Figure content listings
===

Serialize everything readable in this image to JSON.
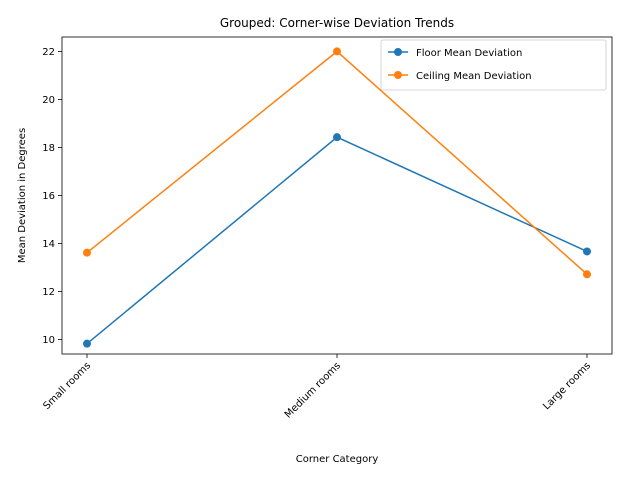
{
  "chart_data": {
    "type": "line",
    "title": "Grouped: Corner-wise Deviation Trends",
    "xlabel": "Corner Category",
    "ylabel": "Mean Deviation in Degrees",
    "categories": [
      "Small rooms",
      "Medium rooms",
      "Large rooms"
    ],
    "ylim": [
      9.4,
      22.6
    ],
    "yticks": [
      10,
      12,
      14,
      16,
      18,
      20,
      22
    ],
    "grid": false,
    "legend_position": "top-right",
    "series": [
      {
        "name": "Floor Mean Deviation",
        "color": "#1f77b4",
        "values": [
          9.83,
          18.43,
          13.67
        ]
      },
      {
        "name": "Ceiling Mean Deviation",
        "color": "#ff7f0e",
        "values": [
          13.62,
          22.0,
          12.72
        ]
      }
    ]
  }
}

===

Point out every line holding the string "Deviation" and copy it.

(Solution to this problem)
    "title": "Grouped: Corner-wise Deviation Trends",
    "ylabel": "Mean Deviation in Degrees",
        "name": "Floor Mean Deviation",
        "name": "Ceiling Mean Deviation",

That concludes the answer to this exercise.